What you will do: Below is a set of records; restate each one word for word.

Task material:

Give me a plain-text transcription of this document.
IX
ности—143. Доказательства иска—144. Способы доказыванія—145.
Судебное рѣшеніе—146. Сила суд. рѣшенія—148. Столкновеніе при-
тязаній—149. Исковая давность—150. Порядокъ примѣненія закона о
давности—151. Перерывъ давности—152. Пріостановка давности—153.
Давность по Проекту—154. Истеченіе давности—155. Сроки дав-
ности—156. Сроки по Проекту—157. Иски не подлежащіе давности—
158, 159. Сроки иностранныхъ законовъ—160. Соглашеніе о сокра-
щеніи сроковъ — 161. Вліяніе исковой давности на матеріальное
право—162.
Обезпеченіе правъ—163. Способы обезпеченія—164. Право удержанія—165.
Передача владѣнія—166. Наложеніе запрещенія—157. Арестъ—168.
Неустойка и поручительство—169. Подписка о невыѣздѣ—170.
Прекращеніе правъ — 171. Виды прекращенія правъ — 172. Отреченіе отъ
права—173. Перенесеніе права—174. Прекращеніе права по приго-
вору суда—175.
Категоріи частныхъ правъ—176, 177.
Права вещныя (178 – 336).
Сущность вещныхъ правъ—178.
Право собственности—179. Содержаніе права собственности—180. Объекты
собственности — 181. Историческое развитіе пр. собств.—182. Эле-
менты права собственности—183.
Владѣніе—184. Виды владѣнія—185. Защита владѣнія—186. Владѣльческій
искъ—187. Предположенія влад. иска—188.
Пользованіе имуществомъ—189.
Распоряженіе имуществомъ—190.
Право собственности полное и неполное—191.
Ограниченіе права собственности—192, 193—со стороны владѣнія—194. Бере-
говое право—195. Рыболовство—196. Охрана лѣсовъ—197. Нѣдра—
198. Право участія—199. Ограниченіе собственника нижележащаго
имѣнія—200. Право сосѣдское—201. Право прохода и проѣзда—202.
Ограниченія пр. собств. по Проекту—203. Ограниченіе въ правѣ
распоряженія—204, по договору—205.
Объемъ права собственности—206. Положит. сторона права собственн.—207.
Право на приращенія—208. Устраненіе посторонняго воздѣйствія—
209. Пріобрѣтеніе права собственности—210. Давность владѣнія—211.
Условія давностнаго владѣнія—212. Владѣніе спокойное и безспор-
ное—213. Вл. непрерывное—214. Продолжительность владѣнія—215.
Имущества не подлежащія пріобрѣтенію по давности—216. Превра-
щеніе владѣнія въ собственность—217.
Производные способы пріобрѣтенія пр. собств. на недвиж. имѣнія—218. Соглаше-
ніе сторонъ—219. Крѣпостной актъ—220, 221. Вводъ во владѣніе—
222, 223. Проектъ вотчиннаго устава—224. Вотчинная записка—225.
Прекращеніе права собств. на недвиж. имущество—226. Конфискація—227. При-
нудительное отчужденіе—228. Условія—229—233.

Full output:
Give me a plain-text transcription of this document.
IX
ности—143. Доказательства иска—144. Способы доказыванія—145.
Судебное рѣшеніе—146. Сила суд. рѣшенія—148. Столкновеніе при-
тязаній—149. Исковая давность—150. Порядокъ примѣненія закона о
давности—151. Перерывъ давности—152. Пріостановка давности—153.
Давность по Проекту—154. Истеченіе давности—155. Сроки дав-
ности—156. Сроки по Проекту—157. Иски не подлежащіе давности—
158, 159. Сроки иностранныхъ законовъ—160. Соглашеніе о сокра-
щеніи сроковъ — 161. Вліяніе исковой давности на матеріальное
право—162.
Обезпеченіе правъ—163. Способы обезпеченія—164. Право удержанія—165.
Передача владѣнія—166. Наложеніе запрещенія—157. Арестъ—168.
Неустойка и поручительство—169. Подписка о невыѣздѣ—170.
Прекращеніе правъ — 171. Виды прекращенія правъ — 172. Отреченіе отъ
права—173. Перенесеніе права—174. Прекращеніе права по приго-
вору суда—175.
Категоріи частныхъ правъ—176, 177.
Права вещныя (178 – 336).
Сущность вещныхъ правъ—178.
Право собственности—179. Содержаніе права собственности—180. Объекты
собственности — 181. Историческое развитіе пр. собств.—182. Эле-
менты права собственности—183.
Владѣніе—184. Виды владѣнія—185. Защита владѣнія—186. Владѣльческій
искъ—187. Предположенія влад. иска—188.
Пользованіе имуществомъ—189.
Распоряженіе имуществомъ—190.
Право собственности полное и неполное—191.
Ограниченіе права собственности—192, 193—со стороны владѣнія—194. Бере-
говое право—195. Рыболовство—196. Охрана лѣсовъ—197. Нѣдра—
198. Право участія—199. Ограниченіе собственника нижележащаго
имѣнія—200. Право сосѣдское—201. Право прохода и проѣзда—202.
Ограниченія пр. собств. по Проекту—203. Ограниченіе въ правѣ
распоряженія—204, по договору—205.
Объемъ права собственности—206. Положит. сторона права собственн.—207.
Право на приращенія—208. Устраненіе посторонняго воздѣйствія—
209. Пріобрѣтеніе права собственности—210. Давность владѣнія—211.
Условія давностнаго владѣнія—212. Владѣніе спокойное и безспор-
ное—213. Вл. непрерывное—214. Продолжительность владѣнія—215.
Имущества не подлежащія пріобрѣтенію по давности—216. Превра-
щеніе владѣнія въ собственность—217.
Производные способы пріобрѣтенія пр. собств. на недвиж. имѣнія—218. Соглаше-
ніе сторонъ—219. Крѣпостной актъ—220, 221. Вводъ во владѣніе—
222, 223. Проектъ вотчиннаго устава—224. Вотчинная записка—225.
Прекращеніе права собств. на недвиж. имущество—226. Конфискація—227. При-
нудительное отчужденіе—228. Условія—229—233.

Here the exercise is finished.